### Material provided ###

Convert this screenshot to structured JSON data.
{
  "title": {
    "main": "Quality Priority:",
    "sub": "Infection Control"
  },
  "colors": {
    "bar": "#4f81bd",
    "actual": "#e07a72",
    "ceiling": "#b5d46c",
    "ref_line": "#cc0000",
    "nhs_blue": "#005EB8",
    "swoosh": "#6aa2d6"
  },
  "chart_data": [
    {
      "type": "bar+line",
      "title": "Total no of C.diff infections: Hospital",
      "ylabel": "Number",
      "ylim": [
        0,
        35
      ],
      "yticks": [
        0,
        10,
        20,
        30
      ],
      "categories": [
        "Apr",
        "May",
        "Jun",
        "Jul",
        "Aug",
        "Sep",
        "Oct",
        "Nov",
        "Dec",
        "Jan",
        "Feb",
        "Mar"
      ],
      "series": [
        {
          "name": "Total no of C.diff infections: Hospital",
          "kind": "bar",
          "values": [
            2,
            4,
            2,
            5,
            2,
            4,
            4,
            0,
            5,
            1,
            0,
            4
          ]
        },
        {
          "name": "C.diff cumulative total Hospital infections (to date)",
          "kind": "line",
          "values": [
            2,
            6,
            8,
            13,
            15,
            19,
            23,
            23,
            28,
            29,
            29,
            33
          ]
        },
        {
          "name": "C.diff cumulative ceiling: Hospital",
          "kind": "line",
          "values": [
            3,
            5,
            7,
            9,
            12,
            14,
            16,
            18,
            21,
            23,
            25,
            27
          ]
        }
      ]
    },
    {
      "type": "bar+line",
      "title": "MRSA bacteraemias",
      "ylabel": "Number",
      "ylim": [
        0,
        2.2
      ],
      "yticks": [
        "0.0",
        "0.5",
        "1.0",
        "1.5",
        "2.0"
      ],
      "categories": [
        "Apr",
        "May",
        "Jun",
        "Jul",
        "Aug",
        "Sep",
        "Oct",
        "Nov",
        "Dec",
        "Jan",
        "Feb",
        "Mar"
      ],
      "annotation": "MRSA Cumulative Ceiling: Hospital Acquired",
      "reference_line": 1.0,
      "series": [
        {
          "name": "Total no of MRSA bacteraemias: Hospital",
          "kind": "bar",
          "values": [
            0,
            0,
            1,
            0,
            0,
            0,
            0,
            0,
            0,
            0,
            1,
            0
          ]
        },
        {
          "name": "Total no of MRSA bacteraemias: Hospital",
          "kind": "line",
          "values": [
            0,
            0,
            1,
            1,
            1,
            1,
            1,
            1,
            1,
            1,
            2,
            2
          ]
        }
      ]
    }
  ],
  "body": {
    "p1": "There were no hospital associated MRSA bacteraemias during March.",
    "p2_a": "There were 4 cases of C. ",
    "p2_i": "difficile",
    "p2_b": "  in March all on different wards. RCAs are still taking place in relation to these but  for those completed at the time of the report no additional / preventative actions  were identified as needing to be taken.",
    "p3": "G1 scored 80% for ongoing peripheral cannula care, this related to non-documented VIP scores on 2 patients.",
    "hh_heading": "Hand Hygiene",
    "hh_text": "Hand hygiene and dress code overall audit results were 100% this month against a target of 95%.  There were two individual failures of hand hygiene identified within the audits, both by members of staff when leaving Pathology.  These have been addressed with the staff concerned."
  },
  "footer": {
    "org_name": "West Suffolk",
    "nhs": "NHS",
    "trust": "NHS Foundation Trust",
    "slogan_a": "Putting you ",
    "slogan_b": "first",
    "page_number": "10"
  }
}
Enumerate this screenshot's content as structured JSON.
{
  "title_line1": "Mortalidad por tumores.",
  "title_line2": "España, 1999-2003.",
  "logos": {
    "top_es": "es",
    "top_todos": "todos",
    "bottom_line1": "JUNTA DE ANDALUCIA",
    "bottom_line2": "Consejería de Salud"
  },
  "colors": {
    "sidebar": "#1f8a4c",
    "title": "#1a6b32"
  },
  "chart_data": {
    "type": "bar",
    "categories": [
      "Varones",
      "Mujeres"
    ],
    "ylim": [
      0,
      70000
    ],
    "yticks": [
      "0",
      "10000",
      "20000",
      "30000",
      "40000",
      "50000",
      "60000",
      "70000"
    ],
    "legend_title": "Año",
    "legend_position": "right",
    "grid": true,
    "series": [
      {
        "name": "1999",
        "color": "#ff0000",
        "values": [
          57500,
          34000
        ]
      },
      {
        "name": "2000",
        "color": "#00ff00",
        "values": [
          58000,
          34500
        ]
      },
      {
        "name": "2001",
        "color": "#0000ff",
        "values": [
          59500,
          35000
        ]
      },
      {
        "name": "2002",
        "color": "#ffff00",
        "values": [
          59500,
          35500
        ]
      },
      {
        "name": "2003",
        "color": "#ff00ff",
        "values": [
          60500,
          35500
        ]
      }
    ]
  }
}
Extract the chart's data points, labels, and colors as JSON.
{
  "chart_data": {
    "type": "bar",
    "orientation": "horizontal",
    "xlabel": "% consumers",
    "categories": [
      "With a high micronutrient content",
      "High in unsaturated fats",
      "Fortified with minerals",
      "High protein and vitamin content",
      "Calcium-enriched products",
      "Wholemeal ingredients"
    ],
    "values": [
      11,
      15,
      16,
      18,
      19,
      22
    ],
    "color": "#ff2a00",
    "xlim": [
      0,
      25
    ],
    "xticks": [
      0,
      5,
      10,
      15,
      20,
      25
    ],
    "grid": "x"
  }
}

###

■ Problem requirements ■
Exactly and only the lines from the line containing "Extract the chart's" through the last line of the entries should be copied, both ends included.

■ Answer to this exercise ■
Extract the chart's data points, labels, and colors as JSON.
{
  "chart_data": {
    "type": "bar",
    "orientation": "horizontal",
    "xlabel": "% consumers",
    "categories": [
      "With a high micronutrient content",
      "High in unsaturated fats",
      "Fortified with minerals",
      "High protein and vitamin content",
      "Calcium-enriched products",
      "Wholemeal ingredients"
    ],
    "values": [
      11,
      15,
      16,
      18,
      19,
      22
    ],
    "color": "#ff2a00",
    "xlim": [
      0,
      25
    ],
    "xticks": [
      0,
      5,
      10,
      15,
      20,
      25
    ],
    "grid": "x"
  }
}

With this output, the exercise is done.